_Set task_:
Go through the material below and copy all lines with "JSON".

_Material for this task_:
--

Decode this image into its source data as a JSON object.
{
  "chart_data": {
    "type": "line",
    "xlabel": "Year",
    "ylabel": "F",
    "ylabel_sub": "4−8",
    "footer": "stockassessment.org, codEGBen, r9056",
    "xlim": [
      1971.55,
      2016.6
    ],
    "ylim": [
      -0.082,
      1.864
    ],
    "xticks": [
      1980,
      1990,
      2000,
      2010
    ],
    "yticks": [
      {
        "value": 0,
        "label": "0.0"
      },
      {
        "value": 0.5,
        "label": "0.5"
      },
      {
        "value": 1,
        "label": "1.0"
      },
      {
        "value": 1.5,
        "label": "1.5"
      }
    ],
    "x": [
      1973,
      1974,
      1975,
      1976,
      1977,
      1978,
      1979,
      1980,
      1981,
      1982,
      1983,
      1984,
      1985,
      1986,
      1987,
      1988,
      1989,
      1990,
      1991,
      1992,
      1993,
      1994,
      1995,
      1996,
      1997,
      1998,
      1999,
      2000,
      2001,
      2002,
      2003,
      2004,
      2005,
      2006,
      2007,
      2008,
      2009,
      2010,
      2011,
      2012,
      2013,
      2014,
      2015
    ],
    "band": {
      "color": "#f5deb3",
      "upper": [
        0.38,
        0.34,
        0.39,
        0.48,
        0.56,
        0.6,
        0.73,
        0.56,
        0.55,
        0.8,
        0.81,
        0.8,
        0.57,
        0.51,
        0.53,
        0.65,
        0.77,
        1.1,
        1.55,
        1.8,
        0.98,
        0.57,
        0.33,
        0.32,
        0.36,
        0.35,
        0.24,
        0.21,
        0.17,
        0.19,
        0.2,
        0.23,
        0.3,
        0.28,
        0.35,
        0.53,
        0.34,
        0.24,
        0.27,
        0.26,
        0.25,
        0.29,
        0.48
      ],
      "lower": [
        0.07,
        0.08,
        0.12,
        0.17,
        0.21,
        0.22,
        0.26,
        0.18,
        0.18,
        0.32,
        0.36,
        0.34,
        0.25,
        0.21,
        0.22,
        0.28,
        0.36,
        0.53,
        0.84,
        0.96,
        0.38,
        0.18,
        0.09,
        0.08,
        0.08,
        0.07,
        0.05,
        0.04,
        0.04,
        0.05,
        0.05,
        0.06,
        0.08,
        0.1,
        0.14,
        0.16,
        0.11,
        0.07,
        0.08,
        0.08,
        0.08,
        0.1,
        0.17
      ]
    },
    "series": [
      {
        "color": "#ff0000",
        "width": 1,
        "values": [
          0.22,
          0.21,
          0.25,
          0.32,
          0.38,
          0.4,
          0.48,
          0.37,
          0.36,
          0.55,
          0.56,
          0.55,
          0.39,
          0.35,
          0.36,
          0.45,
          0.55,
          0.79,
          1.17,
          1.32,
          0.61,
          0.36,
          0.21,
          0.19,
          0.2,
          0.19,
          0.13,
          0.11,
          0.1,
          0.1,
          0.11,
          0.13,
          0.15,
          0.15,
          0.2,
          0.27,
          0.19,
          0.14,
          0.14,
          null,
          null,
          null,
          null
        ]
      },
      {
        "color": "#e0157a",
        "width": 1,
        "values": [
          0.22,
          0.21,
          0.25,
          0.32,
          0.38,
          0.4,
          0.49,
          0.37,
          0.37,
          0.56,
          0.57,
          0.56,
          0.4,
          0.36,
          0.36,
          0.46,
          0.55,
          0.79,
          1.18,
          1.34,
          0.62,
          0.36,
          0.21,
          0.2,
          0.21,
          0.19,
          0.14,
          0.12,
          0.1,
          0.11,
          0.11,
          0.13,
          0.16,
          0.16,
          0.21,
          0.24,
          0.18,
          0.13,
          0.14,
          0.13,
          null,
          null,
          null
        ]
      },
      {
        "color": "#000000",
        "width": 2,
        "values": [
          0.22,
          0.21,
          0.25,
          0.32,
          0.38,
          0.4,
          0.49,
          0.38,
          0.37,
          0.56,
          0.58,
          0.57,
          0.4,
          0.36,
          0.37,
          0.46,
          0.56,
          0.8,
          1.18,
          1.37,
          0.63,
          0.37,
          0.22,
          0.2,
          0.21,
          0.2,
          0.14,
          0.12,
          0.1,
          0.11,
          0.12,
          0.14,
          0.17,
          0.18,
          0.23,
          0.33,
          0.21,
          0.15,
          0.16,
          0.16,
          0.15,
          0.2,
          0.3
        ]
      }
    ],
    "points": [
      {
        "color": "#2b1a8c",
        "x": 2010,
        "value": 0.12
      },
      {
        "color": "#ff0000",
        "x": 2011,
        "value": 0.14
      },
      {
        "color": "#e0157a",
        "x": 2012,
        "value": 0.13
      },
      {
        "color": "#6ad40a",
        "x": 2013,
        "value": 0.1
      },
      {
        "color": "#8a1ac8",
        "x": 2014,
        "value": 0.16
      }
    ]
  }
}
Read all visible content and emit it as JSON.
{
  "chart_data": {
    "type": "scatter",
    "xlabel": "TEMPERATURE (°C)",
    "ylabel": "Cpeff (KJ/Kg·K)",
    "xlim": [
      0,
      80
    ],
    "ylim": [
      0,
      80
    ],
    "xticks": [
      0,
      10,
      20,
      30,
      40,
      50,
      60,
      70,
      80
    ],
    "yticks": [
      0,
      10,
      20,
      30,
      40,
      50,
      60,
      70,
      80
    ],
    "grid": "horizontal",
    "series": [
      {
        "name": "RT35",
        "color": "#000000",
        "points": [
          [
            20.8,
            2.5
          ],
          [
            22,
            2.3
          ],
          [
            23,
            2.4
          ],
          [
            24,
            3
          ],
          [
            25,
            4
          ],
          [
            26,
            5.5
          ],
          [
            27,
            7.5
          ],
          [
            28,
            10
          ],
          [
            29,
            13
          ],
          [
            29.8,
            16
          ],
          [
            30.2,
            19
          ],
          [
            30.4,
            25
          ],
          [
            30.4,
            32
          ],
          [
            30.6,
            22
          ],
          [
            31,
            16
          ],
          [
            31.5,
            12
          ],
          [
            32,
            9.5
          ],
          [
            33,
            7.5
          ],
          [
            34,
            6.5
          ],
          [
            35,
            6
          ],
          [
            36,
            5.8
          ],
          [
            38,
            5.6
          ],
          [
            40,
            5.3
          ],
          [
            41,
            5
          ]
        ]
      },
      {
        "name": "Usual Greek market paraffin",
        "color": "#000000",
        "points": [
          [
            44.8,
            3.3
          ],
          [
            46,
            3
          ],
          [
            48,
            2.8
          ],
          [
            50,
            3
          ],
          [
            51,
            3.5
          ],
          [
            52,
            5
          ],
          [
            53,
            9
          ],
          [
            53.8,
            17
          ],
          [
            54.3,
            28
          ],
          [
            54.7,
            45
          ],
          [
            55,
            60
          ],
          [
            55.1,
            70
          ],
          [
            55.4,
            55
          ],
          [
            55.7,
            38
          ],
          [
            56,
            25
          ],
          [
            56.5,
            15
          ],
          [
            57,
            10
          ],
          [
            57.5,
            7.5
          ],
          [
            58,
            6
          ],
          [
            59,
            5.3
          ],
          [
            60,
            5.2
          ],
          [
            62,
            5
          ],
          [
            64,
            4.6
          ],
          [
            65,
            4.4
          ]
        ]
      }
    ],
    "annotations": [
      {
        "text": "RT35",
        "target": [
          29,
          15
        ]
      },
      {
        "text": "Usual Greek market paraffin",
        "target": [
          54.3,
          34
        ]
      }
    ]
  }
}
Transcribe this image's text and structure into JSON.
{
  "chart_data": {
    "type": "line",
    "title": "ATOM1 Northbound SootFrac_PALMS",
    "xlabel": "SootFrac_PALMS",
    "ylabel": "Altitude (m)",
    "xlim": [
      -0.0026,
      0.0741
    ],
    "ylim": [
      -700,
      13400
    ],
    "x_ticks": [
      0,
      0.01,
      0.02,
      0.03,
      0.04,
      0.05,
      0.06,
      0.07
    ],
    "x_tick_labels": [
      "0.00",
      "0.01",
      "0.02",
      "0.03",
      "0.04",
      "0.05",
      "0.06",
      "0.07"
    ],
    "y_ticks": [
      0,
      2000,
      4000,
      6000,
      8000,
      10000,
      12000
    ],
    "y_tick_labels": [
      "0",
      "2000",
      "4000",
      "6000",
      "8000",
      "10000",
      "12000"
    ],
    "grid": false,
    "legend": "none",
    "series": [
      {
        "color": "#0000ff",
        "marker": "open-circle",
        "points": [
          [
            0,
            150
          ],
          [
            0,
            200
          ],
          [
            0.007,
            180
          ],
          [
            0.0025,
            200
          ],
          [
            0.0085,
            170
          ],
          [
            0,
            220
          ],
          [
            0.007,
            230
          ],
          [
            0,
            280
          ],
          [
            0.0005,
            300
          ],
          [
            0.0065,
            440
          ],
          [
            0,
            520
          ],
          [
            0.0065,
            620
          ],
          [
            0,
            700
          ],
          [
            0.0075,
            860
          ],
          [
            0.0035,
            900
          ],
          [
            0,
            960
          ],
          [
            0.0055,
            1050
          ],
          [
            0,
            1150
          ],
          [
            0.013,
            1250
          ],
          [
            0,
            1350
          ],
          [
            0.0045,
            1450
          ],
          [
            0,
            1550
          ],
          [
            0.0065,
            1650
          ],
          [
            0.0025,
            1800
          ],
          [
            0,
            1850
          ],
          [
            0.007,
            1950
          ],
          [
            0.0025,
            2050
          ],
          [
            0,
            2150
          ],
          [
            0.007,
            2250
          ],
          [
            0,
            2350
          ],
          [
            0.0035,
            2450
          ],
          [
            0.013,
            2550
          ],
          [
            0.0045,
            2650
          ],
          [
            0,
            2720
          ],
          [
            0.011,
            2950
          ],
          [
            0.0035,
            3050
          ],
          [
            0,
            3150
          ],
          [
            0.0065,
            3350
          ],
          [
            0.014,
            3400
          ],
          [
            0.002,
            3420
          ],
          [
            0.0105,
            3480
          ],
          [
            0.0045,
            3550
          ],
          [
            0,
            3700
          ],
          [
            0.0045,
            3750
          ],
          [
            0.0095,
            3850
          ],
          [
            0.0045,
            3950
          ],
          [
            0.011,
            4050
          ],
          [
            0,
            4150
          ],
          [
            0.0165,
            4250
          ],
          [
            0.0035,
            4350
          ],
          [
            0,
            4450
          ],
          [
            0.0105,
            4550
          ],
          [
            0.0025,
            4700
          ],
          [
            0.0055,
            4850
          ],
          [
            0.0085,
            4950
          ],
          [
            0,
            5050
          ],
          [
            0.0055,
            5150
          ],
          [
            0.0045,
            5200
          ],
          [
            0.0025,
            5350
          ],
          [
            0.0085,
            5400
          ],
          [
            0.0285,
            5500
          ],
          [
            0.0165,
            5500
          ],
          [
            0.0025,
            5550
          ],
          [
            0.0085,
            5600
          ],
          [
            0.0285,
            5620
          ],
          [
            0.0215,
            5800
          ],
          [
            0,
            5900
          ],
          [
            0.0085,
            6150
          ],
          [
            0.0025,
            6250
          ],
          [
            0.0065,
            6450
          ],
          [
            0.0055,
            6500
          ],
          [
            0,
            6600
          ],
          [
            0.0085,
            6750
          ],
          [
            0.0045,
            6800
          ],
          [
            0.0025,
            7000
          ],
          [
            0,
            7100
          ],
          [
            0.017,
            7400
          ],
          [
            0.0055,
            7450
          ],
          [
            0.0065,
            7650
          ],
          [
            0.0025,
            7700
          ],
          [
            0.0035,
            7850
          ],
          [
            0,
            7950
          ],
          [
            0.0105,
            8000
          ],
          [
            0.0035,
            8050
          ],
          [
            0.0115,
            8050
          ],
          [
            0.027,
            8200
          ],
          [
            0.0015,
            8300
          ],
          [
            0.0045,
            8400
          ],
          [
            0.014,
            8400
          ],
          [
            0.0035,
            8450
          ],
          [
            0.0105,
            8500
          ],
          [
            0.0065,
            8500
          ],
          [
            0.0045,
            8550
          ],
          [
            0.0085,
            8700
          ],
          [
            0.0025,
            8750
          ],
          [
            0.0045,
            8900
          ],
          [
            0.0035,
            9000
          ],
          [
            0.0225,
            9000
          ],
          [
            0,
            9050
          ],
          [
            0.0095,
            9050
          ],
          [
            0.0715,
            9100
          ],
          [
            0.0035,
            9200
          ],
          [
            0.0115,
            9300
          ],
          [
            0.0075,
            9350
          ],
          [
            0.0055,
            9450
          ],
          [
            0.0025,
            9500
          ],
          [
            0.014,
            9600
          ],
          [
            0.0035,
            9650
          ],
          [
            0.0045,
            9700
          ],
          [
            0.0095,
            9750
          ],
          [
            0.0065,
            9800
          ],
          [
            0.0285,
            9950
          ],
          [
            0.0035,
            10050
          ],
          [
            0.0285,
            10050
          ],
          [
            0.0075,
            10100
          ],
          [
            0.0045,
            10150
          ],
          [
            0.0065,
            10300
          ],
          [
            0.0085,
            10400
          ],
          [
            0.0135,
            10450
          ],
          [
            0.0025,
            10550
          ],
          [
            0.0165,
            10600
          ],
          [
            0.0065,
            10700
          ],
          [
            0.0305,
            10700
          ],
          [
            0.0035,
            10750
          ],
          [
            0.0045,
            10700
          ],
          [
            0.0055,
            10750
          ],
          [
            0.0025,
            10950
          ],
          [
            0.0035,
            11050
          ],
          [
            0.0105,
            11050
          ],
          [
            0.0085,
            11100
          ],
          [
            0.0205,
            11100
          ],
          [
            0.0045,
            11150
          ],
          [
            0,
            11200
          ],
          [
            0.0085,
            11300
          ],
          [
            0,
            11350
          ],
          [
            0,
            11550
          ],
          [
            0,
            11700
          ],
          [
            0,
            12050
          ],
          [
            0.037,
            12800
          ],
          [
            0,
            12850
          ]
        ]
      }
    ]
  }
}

--

_Written solution_:
Decode this image into its source data as a JSON object.
Read all visible content and emit it as JSON.
Transcribe this image's text and structure into JSON.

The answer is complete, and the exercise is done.